What to work on:
How many lines of the records below contain the word "name"? Answer with the number alone.

--- Records to use ---

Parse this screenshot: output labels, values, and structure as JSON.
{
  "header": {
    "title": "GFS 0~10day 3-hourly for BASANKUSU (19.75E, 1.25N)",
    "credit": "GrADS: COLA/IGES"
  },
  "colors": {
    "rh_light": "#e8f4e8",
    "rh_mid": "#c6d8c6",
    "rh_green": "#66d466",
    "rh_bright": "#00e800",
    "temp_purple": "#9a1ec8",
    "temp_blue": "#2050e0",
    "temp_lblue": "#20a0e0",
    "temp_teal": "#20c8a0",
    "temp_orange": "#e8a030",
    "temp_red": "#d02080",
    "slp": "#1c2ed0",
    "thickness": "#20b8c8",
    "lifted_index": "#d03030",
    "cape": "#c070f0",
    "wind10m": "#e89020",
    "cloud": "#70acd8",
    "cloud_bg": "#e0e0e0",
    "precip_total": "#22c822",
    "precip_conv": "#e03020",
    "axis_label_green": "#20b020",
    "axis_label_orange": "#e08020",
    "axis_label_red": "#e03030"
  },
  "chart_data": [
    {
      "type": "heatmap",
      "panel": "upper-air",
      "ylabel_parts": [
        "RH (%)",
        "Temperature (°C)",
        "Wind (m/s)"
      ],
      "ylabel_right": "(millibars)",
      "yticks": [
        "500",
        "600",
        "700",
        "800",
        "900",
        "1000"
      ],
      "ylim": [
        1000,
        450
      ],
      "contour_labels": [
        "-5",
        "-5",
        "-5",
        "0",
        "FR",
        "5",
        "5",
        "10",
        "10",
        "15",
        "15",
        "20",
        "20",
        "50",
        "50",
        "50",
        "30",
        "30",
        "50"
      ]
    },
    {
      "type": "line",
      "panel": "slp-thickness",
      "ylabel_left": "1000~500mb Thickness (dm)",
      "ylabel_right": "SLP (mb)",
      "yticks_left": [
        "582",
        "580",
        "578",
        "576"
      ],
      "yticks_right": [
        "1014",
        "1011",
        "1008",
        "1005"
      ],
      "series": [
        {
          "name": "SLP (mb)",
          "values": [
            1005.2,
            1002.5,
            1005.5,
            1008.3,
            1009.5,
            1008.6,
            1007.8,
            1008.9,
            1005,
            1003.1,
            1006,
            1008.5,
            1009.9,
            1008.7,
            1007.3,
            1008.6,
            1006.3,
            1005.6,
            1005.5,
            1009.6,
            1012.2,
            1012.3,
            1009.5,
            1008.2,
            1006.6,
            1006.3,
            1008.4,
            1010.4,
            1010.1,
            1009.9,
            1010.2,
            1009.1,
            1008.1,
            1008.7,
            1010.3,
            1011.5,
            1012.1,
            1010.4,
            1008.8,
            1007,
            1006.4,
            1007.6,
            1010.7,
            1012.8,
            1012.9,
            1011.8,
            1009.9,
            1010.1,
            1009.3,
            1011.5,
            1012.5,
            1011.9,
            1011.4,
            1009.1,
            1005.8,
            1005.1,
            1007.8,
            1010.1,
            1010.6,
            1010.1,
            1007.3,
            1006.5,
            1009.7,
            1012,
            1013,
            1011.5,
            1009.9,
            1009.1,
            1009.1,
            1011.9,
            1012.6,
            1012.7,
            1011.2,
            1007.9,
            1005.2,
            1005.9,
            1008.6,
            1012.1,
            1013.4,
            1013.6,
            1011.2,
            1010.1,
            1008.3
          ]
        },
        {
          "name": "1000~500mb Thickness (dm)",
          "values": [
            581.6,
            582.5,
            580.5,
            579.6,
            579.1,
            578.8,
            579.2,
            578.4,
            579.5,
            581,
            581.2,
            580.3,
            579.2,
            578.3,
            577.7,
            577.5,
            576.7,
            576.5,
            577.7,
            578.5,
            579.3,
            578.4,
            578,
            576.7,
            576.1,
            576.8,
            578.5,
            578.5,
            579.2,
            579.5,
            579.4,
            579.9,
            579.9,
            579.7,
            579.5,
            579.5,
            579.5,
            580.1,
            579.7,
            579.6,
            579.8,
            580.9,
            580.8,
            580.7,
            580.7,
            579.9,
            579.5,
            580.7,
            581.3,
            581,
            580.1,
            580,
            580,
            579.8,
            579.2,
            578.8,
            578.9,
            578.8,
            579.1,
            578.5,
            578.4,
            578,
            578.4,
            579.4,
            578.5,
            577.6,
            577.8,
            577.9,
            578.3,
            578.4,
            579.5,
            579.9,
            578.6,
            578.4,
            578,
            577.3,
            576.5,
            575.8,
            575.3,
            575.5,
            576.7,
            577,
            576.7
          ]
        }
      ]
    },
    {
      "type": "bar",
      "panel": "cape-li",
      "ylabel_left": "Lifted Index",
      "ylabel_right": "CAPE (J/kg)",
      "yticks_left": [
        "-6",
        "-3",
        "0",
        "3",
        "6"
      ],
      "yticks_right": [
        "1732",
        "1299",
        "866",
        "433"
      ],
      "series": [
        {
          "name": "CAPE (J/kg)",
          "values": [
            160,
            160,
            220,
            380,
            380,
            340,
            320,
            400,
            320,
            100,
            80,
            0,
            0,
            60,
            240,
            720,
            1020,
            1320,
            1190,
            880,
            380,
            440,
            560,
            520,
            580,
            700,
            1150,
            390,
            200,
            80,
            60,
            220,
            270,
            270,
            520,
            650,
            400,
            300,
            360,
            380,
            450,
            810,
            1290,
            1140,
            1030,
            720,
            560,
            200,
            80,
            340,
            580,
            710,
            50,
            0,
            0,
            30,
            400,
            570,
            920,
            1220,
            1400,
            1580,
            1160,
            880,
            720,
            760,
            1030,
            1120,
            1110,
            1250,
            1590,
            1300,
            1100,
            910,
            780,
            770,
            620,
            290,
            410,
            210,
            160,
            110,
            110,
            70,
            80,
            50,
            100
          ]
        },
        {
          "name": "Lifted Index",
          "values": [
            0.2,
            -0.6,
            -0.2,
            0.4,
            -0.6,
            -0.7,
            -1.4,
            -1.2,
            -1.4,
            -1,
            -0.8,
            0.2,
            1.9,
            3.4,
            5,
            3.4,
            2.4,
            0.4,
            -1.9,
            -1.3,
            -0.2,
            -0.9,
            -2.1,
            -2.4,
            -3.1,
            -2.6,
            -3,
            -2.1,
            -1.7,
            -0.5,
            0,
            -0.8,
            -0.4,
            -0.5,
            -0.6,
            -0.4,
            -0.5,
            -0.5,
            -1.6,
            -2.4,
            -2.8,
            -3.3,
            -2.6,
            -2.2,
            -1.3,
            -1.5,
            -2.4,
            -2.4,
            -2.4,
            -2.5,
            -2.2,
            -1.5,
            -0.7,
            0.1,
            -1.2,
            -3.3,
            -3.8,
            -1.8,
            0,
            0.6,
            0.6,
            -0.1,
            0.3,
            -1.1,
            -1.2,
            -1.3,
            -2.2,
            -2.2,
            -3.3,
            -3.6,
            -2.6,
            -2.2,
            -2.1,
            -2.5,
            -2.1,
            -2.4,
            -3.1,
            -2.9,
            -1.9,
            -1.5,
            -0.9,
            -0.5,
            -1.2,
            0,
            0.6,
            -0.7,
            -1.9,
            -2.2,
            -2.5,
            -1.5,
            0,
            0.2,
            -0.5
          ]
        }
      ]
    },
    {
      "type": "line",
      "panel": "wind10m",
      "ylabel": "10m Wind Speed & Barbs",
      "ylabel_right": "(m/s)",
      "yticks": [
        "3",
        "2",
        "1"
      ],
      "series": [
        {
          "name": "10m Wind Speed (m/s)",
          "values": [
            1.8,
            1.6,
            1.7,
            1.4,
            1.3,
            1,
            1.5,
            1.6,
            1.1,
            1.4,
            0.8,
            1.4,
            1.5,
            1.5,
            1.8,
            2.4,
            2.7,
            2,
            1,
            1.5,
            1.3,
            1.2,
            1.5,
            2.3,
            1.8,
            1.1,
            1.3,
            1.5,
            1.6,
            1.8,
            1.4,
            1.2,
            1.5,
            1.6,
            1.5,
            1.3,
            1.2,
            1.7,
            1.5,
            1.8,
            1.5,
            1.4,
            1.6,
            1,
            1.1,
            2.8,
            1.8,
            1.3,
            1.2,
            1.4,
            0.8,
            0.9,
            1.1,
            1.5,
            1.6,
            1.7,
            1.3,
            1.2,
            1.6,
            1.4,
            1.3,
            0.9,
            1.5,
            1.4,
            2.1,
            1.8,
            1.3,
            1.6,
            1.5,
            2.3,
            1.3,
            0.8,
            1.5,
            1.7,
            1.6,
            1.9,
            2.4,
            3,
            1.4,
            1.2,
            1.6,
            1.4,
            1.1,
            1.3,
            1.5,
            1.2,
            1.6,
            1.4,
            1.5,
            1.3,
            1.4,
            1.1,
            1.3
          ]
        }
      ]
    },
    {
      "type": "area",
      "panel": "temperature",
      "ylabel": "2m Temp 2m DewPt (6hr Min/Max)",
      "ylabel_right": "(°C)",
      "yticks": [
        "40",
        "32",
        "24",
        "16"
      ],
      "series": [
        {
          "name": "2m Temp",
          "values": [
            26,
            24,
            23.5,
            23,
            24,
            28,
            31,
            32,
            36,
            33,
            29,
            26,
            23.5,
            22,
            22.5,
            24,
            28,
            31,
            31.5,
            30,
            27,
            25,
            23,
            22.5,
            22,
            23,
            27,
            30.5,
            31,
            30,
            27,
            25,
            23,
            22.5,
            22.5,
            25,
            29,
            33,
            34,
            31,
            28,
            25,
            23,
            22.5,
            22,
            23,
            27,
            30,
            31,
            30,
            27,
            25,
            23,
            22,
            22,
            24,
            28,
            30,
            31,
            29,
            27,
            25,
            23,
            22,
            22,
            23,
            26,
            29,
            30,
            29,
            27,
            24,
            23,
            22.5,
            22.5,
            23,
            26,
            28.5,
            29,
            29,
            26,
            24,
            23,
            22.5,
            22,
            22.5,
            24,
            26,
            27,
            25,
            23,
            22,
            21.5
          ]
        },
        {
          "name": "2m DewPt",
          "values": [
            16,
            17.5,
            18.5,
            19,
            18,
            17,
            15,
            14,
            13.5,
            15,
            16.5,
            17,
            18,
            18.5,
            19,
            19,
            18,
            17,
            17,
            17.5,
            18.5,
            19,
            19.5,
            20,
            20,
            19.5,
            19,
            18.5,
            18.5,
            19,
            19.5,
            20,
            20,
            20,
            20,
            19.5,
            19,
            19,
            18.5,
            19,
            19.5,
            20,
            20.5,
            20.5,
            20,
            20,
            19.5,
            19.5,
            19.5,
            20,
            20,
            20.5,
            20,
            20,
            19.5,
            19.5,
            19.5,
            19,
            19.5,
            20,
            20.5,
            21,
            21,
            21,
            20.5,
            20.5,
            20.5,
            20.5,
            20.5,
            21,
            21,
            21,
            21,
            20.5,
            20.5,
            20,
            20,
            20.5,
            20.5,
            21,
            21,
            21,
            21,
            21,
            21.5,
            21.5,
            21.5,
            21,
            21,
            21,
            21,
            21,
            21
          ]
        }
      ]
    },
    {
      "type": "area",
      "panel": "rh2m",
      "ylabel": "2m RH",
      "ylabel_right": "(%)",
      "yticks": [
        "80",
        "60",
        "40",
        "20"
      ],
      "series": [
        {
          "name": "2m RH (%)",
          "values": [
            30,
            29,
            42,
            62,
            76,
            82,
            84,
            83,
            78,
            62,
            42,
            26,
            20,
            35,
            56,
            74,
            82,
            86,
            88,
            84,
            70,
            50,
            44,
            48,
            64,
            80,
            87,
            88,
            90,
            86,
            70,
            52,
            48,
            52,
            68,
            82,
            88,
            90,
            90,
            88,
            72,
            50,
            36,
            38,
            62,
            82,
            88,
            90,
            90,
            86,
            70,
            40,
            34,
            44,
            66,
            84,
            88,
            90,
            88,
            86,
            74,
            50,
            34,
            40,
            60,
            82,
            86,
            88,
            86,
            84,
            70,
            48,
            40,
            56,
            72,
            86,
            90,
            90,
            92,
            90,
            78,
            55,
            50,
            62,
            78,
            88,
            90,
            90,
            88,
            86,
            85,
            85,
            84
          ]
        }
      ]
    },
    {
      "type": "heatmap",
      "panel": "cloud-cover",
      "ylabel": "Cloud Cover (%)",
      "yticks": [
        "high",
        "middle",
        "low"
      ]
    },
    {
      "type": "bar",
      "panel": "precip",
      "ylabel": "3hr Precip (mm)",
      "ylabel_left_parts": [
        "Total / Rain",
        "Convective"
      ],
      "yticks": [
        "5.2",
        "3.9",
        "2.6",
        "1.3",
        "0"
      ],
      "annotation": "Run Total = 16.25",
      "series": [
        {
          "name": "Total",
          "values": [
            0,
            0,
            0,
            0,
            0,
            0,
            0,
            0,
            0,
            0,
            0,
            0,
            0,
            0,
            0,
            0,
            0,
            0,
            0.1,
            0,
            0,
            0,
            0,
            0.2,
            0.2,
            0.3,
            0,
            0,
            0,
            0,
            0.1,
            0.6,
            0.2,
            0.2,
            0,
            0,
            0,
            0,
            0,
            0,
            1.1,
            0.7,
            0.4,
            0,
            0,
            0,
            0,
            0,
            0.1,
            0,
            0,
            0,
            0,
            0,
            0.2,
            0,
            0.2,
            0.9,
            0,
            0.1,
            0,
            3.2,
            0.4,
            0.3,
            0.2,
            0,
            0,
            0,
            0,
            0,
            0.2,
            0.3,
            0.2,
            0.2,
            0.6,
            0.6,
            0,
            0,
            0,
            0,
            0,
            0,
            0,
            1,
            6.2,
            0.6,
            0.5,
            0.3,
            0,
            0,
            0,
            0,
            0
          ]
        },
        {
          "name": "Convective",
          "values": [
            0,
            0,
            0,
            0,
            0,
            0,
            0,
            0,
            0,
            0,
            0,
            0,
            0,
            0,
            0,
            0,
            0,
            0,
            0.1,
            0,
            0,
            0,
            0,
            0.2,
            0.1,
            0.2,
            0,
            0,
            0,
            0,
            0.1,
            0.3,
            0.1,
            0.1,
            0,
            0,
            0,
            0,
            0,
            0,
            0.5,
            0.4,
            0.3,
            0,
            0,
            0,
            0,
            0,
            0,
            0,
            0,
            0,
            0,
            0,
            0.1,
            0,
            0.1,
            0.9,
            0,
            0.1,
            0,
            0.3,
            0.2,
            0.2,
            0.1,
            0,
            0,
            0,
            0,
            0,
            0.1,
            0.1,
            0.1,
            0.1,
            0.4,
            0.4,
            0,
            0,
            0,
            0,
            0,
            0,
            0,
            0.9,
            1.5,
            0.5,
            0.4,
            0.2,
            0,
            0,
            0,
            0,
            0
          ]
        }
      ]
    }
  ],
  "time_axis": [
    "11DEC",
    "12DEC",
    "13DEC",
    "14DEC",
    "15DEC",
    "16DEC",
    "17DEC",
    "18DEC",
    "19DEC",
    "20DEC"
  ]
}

---

Answer to this exercise:
10